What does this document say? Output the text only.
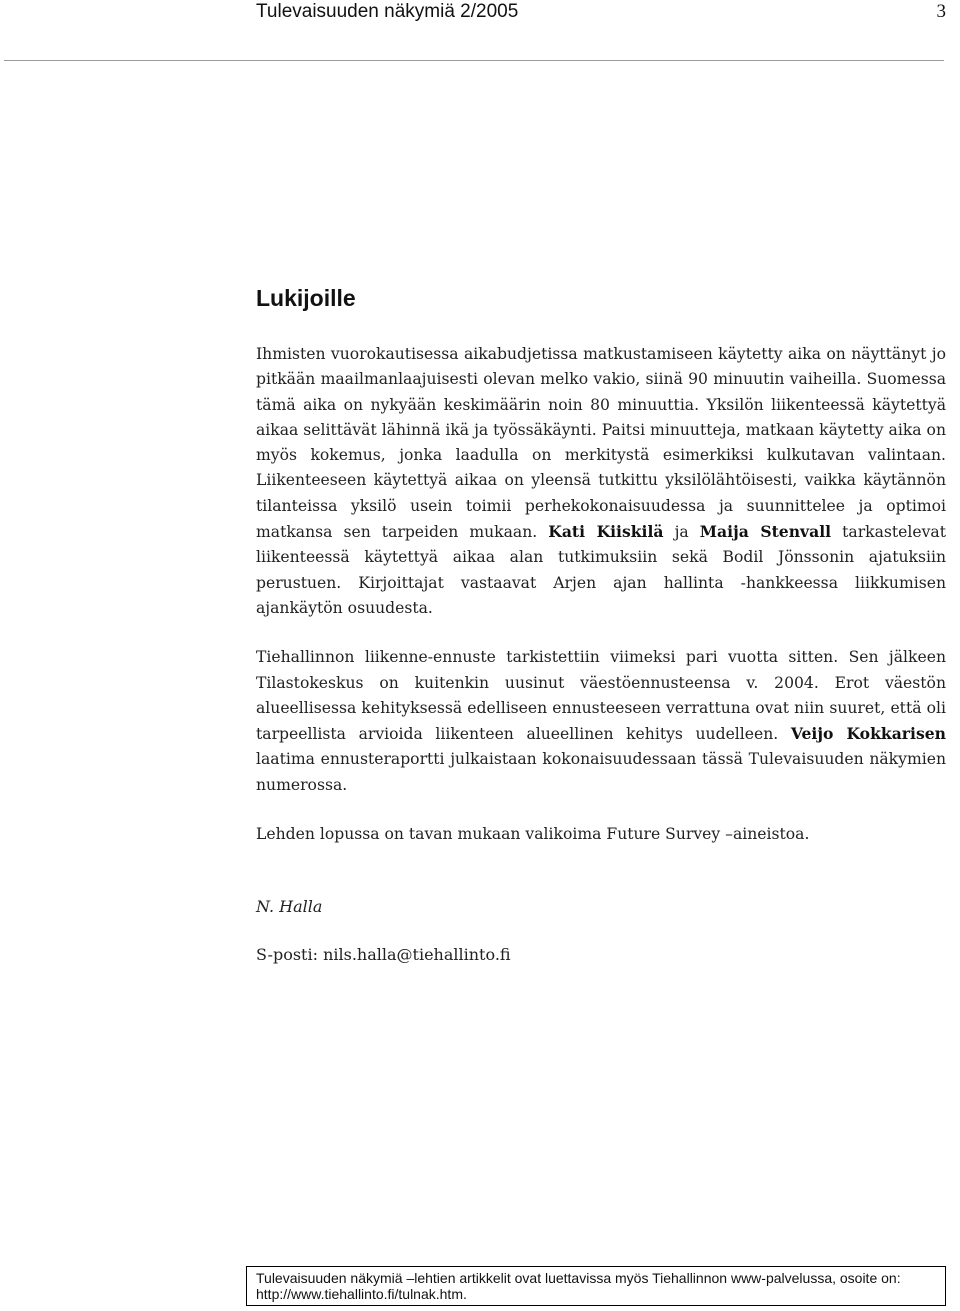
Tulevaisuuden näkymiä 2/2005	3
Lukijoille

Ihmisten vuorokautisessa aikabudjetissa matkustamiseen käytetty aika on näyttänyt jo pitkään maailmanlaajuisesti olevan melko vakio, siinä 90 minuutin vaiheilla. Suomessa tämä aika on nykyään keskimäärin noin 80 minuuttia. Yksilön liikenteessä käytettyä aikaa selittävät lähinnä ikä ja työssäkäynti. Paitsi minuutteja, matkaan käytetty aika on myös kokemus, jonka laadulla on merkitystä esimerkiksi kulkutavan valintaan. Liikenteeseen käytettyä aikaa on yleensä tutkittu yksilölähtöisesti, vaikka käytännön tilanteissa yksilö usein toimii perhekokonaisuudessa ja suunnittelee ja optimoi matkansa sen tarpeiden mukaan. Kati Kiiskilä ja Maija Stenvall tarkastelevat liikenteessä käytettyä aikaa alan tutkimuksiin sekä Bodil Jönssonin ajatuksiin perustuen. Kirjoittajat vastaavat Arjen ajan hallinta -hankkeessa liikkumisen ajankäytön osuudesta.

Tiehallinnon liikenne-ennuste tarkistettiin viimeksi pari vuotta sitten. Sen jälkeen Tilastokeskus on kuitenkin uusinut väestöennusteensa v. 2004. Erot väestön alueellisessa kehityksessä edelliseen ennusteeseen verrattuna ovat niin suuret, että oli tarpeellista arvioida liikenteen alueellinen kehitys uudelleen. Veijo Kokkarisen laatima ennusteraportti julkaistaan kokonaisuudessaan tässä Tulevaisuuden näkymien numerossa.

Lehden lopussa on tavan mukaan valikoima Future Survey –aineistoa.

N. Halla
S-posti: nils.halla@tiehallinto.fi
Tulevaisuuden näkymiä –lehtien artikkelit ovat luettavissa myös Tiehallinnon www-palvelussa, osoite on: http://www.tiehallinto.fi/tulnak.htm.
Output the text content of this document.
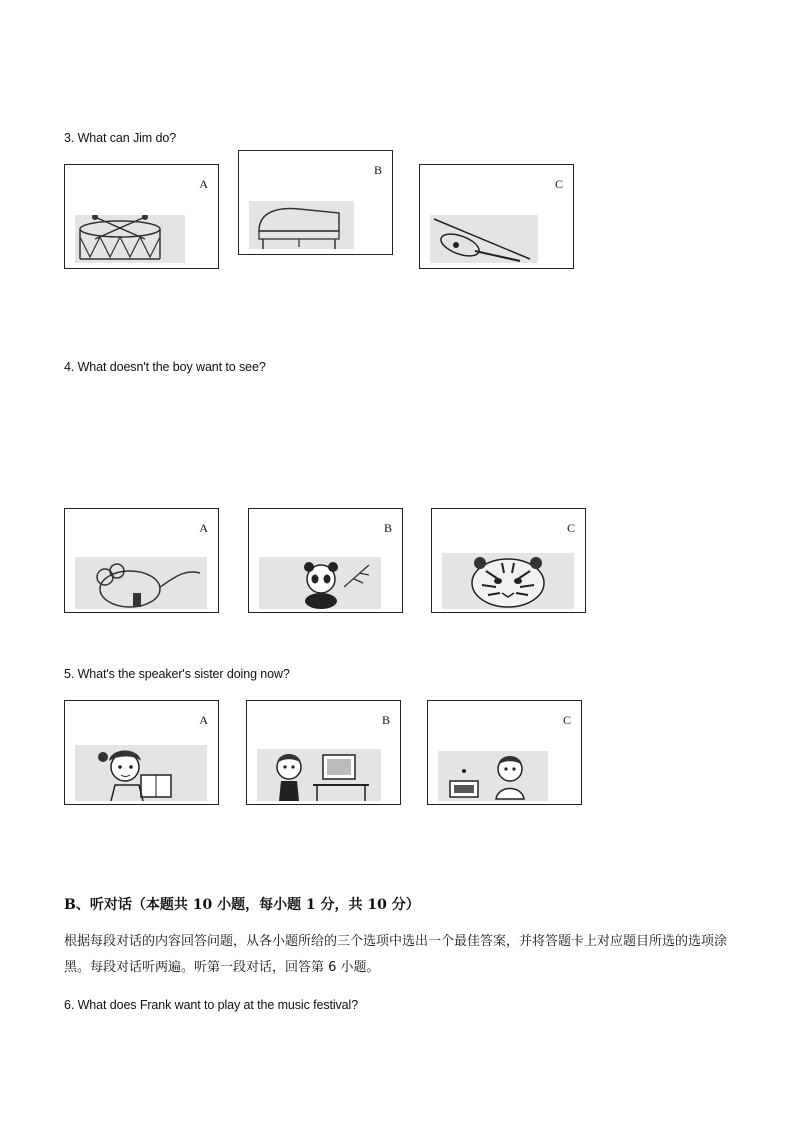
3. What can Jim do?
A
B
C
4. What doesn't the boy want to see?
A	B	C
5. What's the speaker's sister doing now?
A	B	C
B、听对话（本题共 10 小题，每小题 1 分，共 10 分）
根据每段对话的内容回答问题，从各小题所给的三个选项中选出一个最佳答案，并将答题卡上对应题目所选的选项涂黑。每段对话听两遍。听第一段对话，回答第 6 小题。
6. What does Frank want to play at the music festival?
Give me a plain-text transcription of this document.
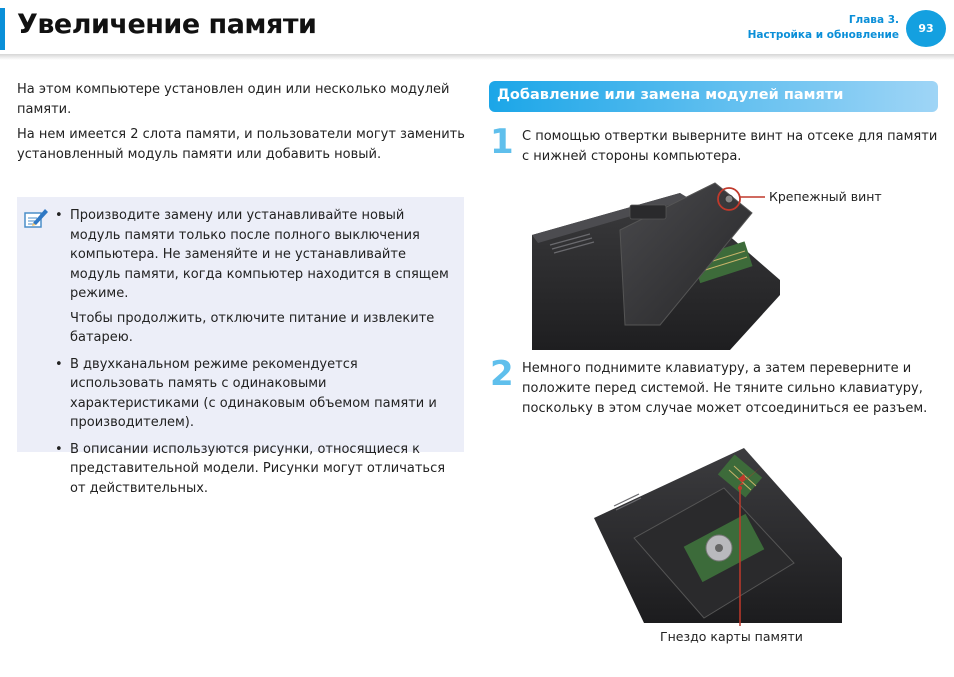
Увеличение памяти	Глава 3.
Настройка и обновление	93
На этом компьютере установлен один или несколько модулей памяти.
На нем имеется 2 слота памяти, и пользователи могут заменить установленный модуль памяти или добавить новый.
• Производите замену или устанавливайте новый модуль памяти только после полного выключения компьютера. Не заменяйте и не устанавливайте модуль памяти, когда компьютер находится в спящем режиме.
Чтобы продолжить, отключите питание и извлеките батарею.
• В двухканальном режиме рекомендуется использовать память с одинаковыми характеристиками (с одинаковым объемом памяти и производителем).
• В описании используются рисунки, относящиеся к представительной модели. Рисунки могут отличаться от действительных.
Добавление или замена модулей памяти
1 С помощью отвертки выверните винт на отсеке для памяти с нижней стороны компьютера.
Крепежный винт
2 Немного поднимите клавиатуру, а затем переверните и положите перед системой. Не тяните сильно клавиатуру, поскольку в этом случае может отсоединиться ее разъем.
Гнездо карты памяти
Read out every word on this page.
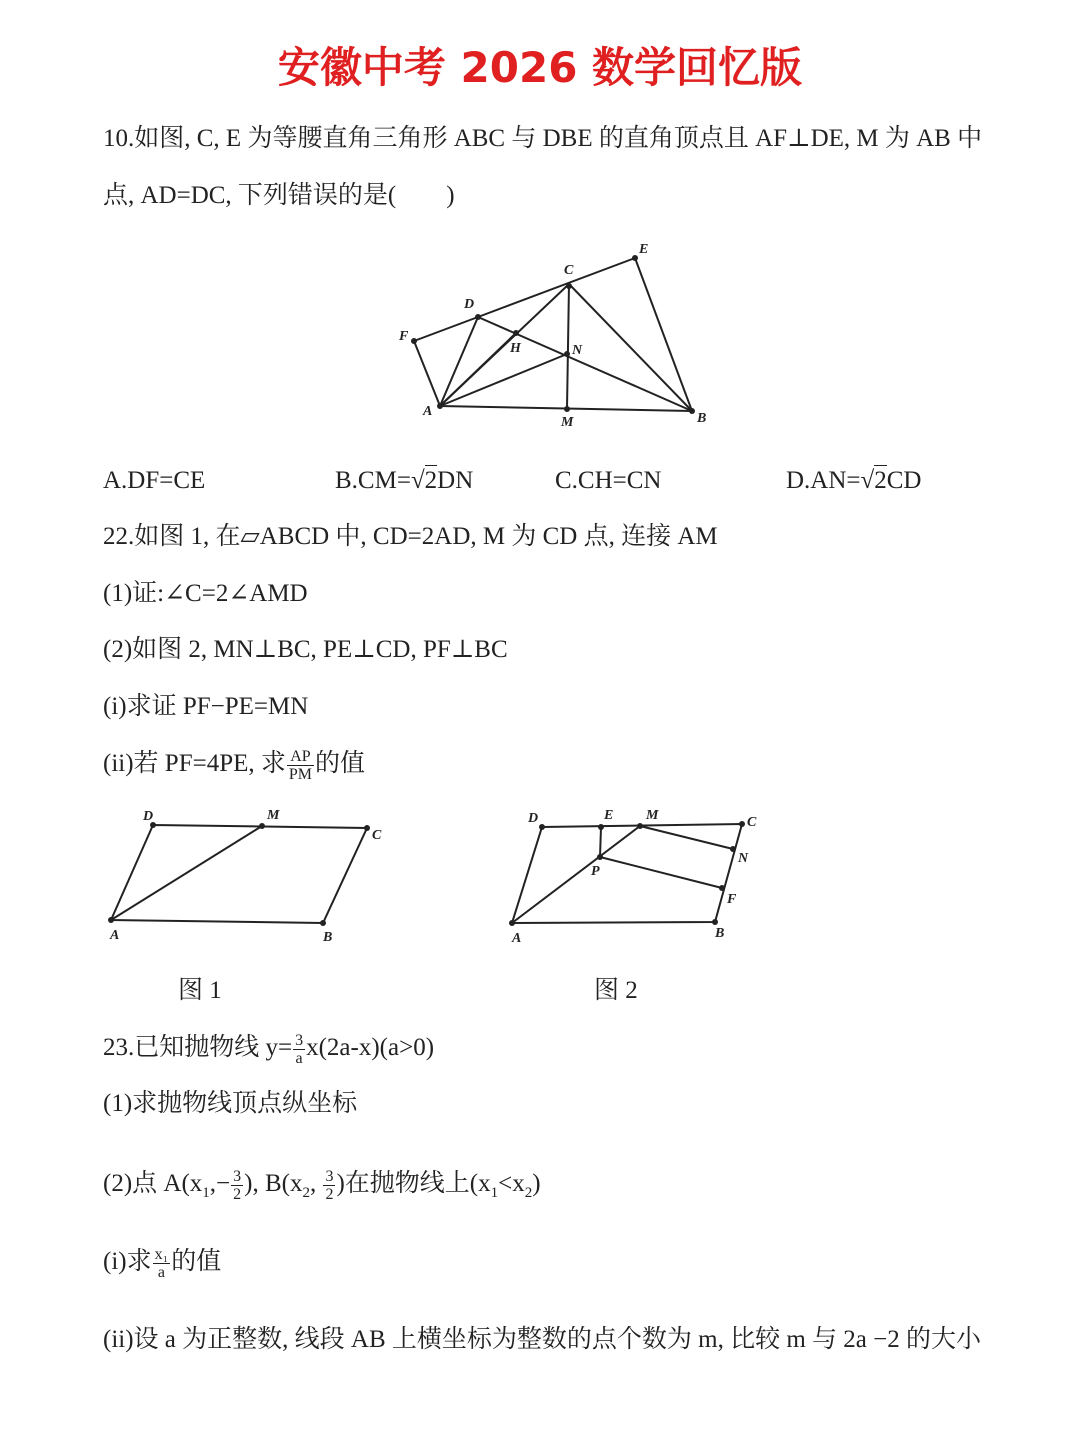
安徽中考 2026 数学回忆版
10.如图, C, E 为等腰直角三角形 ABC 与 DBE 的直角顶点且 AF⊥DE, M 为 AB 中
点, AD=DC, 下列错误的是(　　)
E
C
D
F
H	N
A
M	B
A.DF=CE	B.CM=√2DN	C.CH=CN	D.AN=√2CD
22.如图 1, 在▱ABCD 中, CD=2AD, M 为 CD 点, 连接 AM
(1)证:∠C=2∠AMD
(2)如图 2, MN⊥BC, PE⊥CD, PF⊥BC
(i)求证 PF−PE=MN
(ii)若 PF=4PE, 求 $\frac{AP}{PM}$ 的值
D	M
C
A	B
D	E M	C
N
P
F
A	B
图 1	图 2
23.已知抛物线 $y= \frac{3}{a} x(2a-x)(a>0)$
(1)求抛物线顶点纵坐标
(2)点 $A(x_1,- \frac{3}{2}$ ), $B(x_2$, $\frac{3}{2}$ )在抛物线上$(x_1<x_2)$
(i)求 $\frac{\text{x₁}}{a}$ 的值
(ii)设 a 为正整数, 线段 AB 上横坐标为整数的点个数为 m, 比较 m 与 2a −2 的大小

INSTRUCTION –
Write the material out again exactly as it appears, dropping the pictures.

CORRECT OUTPUT –
What does this document say? Output the text only.
Tulevaisuuden näkymiä 2/2005	3
Lukijoille

Ihmisten vuorokautisessa aikabudjetissa matkustamiseen käytetty aika on näyttänyt jo pitkään maailmanlaajuisesti olevan melko vakio, siinä 90 minuutin vaiheilla. Suomessa tämä aika on nykyään keskimäärin noin 80 minuuttia. Yksilön liikenteessä käytettyä aikaa selittävät lähinnä ikä ja työssäkäynti. Paitsi minuutteja, matkaan käytetty aika on myös kokemus, jonka laadulla on merkitystä esimerkiksi kulkutavan valintaan. Liikenteeseen käytettyä aikaa on yleensä tutkittu yksilölähtöisesti, vaikka käytännön tilanteissa yksilö usein toimii perhekokonaisuudessa ja suunnittelee ja optimoi matkansa sen tarpeiden mukaan. Kati Kiiskilä ja Maija Stenvall tarkastelevat liikenteessä käytettyä aikaa alan tutkimuksiin sekä Bodil Jönssonin ajatuksiin perustuen. Kirjoittajat vastaavat Arjen ajan hallinta -hankkeessa liikkumisen ajankäytön osuudesta.

Tiehallinnon liikenne-ennuste tarkistettiin viimeksi pari vuotta sitten. Sen jälkeen Tilastokeskus on kuitenkin uusinut väestöennusteensa v. 2004. Erot väestön alueellisessa kehityksessä edelliseen ennusteeseen verrattuna ovat niin suuret, että oli tarpeellista arvioida liikenteen alueellinen kehitys uudelleen. Veijo Kokkarisen laatima ennusteraportti julkaistaan kokonaisuudessaan tässä Tulevaisuuden näkymien numerossa.

Lehden lopussa on tavan mukaan valikoima Future Survey –aineistoa.

N. Halla
S-posti: nils.halla@tiehallinto.fi
Tulevaisuuden näkymiä –lehtien artikkelit ovat luettavissa myös Tiehallinnon www-palvelussa, osoite on: http://www.tiehallinto.fi/tulnak.htm.
Output the text content of this document.
3. What can Jim do?
A
B
C
4. What doesn't the boy want to see?
A	B	C
5. What's the speaker's sister doing now?
A	B	C
B、听对话（本题共 10 小题，每小题 1 分，共 10 分）
根据每段对话的内容回答问题，从各小题所给的三个选项中选出一个最佳答案，并将答题卡上对应题目所选的选项涂黑。每段对话听两遍。听第一段对话，回答第 6 小题。
6. What does Frank want to play at the music festival?
Give me a plain-text transcription of this document.
Увеличение памяти	Глава 3.
Настройка и обновление	93
На этом компьютере установлен один или несколько модулей памяти.
На нем имеется 2 слота памяти, и пользователи могут заменить установленный модуль памяти или добавить новый.
• Производите замену или устанавливайте новый модуль памяти только после полного выключения компьютера. Не заменяйте и не устанавливайте модуль памяти, когда компьютер находится в спящем режиме.
Чтобы продолжить, отключите питание и извлеките батарею.
• В двухканальном режиме рекомендуется использовать память с одинаковыми характеристиками (с одинаковым объемом памяти и производителем).
• В описании используются рисунки, относящиеся к представительной модели. Рисунки могут отличаться от действительных.
Добавление или замена модулей памяти
1 С помощью отвертки выверните винт на отсеке для памяти с нижней стороны компьютера.
Крепежный винт
2 Немного поднимите клавиатуру, а затем переверните и положите перед системой. Не тяните сильно клавиатуру, поскольку в этом случае может отсоединиться ее разъем.
Гнездо карты памяти
Read out every word on this page.
安徽中考 2026 数学回忆版
10.如图, C, E 为等腰直角三角形 ABC 与 DBE 的直角顶点且 AF⊥DE, M 为 AB 中
点, AD=DC, 下列错误的是(　　)
E
C
D
F
H	N
A
M	B
A.DF=CE	B.CM=√2DN	C.CH=CN	D.AN=√2CD
22.如图 1, 在▱ABCD 中, CD=2AD, M 为 CD 点, 连接 AM
(1)证:∠C=2∠AMD
(2)如图 2, MN⊥BC, PE⊥CD, PF⊥BC
(i)求证 PF−PE=MN
(ii)若 PF=4PE, 求 $\frac{AP}{PM}$ 的值
D	M
C
A	B
D	E M	C
N
P
F
A	B
图 1	图 2
23.已知抛物线 $y= \frac{3}{a} x(2a-x)(a>0)$
(1)求抛物线顶点纵坐标
(2)点 $A(x_1,- \frac{3}{2}$ ), $B(x_2$, $\frac{3}{2}$ )在抛物线上$(x_1<x_2)$
(i)求 $\frac{\text{x₁}}{a}$ 的值
(ii)设 a 为正整数, 线段 AB 上横坐标为整数的点个数为 m, 比较 m 与 2a −2 的大小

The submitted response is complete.